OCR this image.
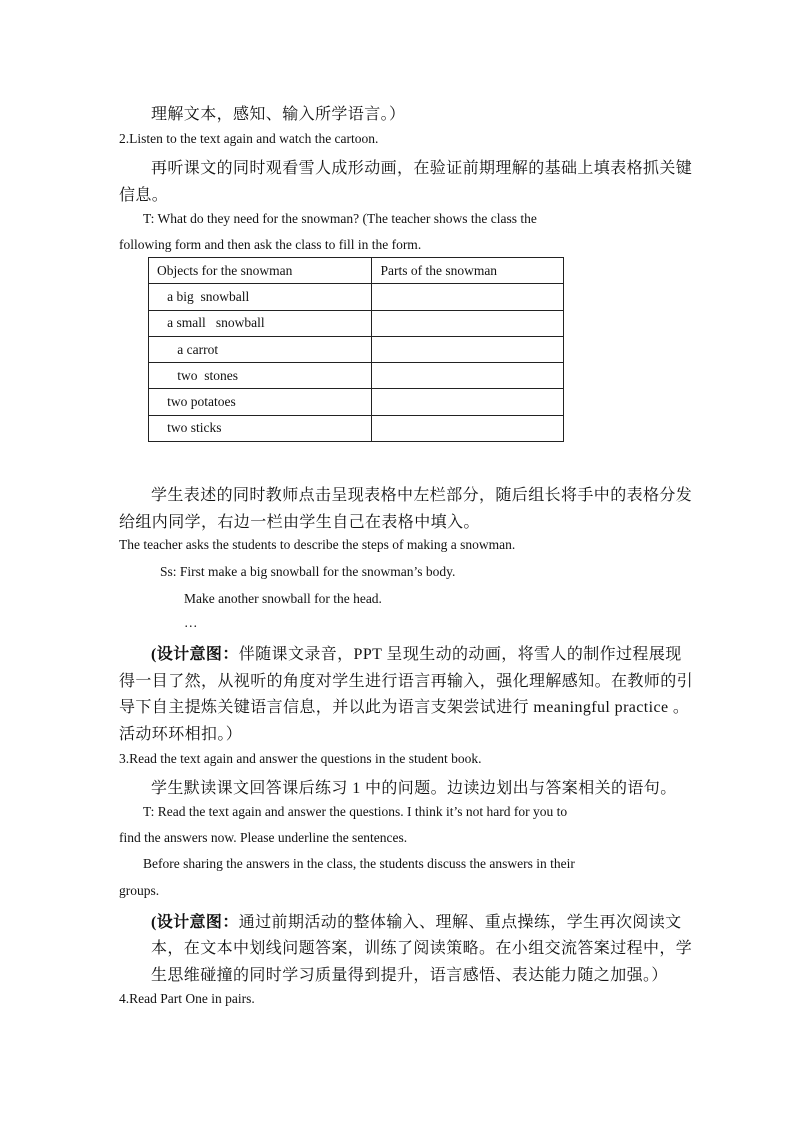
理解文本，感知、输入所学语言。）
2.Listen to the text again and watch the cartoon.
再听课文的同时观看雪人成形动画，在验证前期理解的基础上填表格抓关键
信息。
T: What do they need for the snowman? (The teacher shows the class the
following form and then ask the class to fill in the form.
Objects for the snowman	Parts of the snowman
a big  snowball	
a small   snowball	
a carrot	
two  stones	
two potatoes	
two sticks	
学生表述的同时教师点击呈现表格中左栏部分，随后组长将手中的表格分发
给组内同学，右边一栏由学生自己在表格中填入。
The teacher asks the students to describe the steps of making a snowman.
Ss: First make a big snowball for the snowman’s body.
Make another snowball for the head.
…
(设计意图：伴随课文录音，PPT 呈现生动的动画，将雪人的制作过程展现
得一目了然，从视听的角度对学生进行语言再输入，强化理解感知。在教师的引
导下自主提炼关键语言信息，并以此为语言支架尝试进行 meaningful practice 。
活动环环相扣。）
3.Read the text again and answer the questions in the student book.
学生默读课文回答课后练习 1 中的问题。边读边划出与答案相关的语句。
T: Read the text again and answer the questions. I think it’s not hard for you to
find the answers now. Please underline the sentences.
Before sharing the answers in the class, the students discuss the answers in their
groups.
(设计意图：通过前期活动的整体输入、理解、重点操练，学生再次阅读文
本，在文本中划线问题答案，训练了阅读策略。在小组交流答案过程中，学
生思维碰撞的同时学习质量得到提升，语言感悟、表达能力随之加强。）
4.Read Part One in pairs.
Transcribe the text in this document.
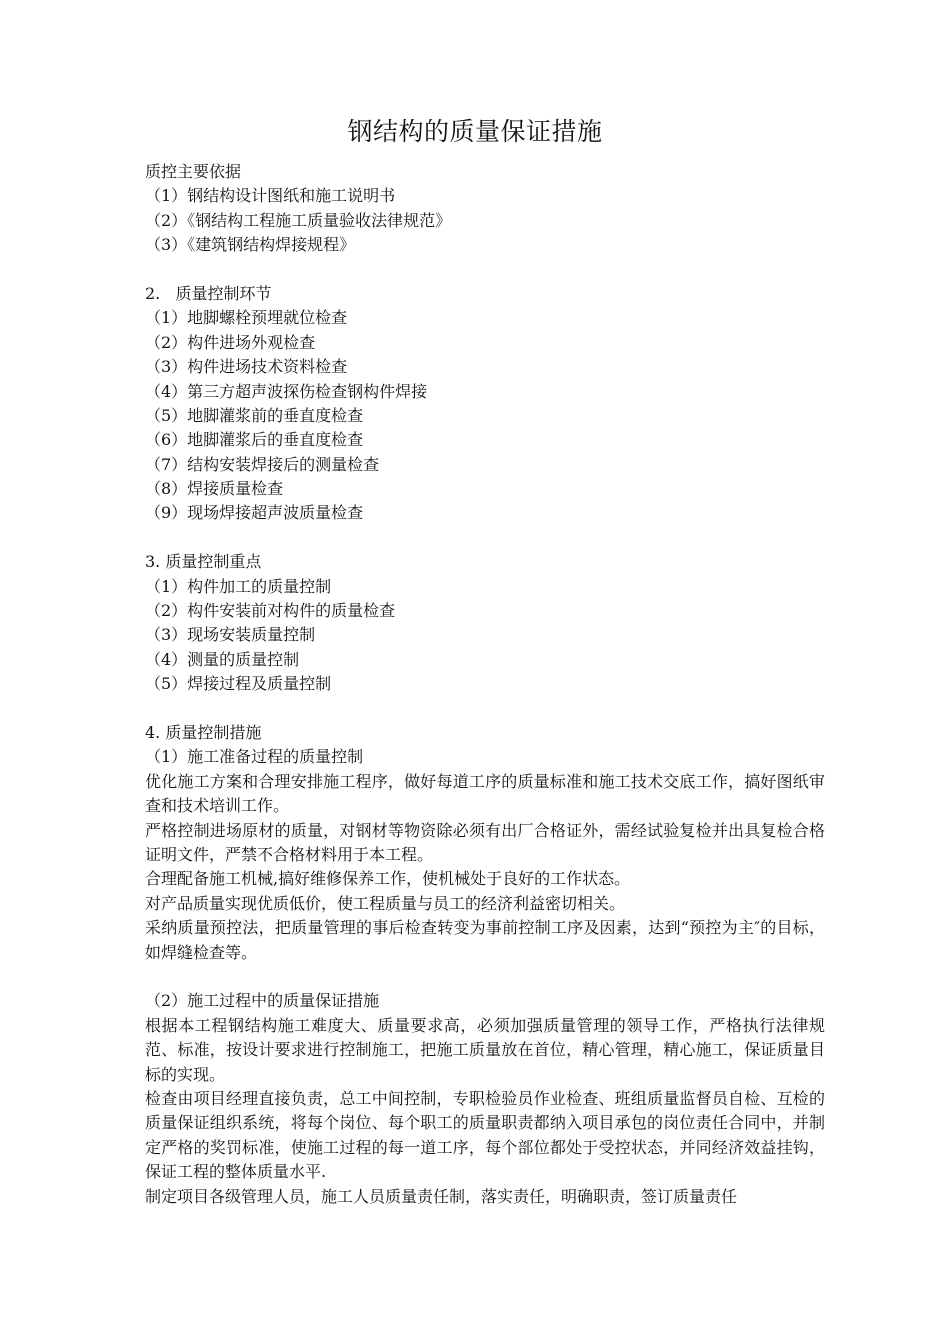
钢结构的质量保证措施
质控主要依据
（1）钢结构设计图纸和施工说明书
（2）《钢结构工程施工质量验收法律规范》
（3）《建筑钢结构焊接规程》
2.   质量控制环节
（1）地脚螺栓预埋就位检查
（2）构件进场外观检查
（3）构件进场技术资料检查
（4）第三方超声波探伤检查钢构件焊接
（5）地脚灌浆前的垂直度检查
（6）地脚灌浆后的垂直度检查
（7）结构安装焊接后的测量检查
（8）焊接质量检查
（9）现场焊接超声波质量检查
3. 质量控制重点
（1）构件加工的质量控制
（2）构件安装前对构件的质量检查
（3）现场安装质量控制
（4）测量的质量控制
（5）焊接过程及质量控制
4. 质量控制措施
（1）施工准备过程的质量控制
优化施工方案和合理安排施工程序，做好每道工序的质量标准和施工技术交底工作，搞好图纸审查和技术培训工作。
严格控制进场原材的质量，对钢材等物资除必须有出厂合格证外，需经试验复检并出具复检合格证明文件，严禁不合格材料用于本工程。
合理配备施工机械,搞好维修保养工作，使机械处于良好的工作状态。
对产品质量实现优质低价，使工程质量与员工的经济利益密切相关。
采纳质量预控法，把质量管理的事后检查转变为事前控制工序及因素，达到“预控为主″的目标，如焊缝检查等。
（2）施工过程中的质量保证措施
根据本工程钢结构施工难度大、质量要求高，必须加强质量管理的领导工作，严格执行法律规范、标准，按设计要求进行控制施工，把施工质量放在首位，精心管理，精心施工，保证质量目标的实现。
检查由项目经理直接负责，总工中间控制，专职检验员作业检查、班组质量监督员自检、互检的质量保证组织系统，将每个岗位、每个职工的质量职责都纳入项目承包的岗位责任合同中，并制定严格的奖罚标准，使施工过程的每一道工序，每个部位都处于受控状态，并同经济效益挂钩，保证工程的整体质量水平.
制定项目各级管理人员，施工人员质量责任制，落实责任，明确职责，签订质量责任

--- --- ---

Prompt — Your task is to retype all the entries exactly and leave out any pictures.

Reply to the exercise —
OCR this image.
理解文本，感知、输入所学语言。）
2.Listen to the text again and watch the cartoon.
再听课文的同时观看雪人成形动画，在验证前期理解的基础上填表格抓关键
信息。
T: What do they need for the snowman? (The teacher shows the class the
following form and then ask the class to fill in the form.
Objects for the snowman	Parts of the snowman
a big  snowball	
a small   snowball	
a carrot	
two  stones	
two potatoes	
two sticks	
学生表述的同时教师点击呈现表格中左栏部分，随后组长将手中的表格分发
给组内同学，右边一栏由学生自己在表格中填入。
The teacher asks the students to describe the steps of making a snowman.
Ss: First make a big snowball for the snowman’s body.
Make another snowball for the head.
…
(设计意图：伴随课文录音，PPT 呈现生动的动画，将雪人的制作过程展现
得一目了然，从视听的角度对学生进行语言再输入，强化理解感知。在教师的引
导下自主提炼关键语言信息，并以此为语言支架尝试进行 meaningful practice 。
活动环环相扣。）
3.Read the text again and answer the questions in the student book.
学生默读课文回答课后练习 1 中的问题。边读边划出与答案相关的语句。
T: Read the text again and answer the questions. I think it’s not hard for you to
find the answers now. Please underline the sentences.
Before sharing the answers in the class, the students discuss the answers in their
groups.
(设计意图：通过前期活动的整体输入、理解、重点操练，学生再次阅读文
本，在文本中划线问题答案，训练了阅读策略。在小组交流答案过程中，学
生思维碰撞的同时学习质量得到提升，语言感悟、表达能力随之加强。）
4.Read Part One in pairs.
Transcribe the text in this document.
钢结构的质量保证措施
质控主要依据
（1）钢结构设计图纸和施工说明书
（2）《钢结构工程施工质量验收法律规范》
（3）《建筑钢结构焊接规程》
2.   质量控制环节
（1）地脚螺栓预埋就位检查
（2）构件进场外观检查
（3）构件进场技术资料检查
（4）第三方超声波探伤检查钢构件焊接
（5）地脚灌浆前的垂直度检查
（6）地脚灌浆后的垂直度检查
（7）结构安装焊接后的测量检查
（8）焊接质量检查
（9）现场焊接超声波质量检查
3. 质量控制重点
（1）构件加工的质量控制
（2）构件安装前对构件的质量检查
（3）现场安装质量控制
（4）测量的质量控制
（5）焊接过程及质量控制
4. 质量控制措施
（1）施工准备过程的质量控制
优化施工方案和合理安排施工程序，做好每道工序的质量标准和施工技术交底工作，搞好图纸审查和技术培训工作。
严格控制进场原材的质量，对钢材等物资除必须有出厂合格证外，需经试验复检并出具复检合格证明文件，严禁不合格材料用于本工程。
合理配备施工机械,搞好维修保养工作，使机械处于良好的工作状态。
对产品质量实现优质低价，使工程质量与员工的经济利益密切相关。
采纳质量预控法，把质量管理的事后检查转变为事前控制工序及因素，达到“预控为主″的目标，如焊缝检查等。
（2）施工过程中的质量保证措施
根据本工程钢结构施工难度大、质量要求高，必须加强质量管理的领导工作，严格执行法律规范、标准，按设计要求进行控制施工，把施工质量放在首位，精心管理，精心施工，保证质量目标的实现。
检查由项目经理直接负责，总工中间控制，专职检验员作业检查、班组质量监督员自检、互检的质量保证组织系统，将每个岗位、每个职工的质量职责都纳入项目承包的岗位责任合同中，并制定严格的奖罚标准，使施工过程的每一道工序，每个部位都处于受控状态，并同经济效益挂钩，保证工程的整体质量水平.
制定项目各级管理人员，施工人员质量责任制，落实责任，明确职责，签订质量责任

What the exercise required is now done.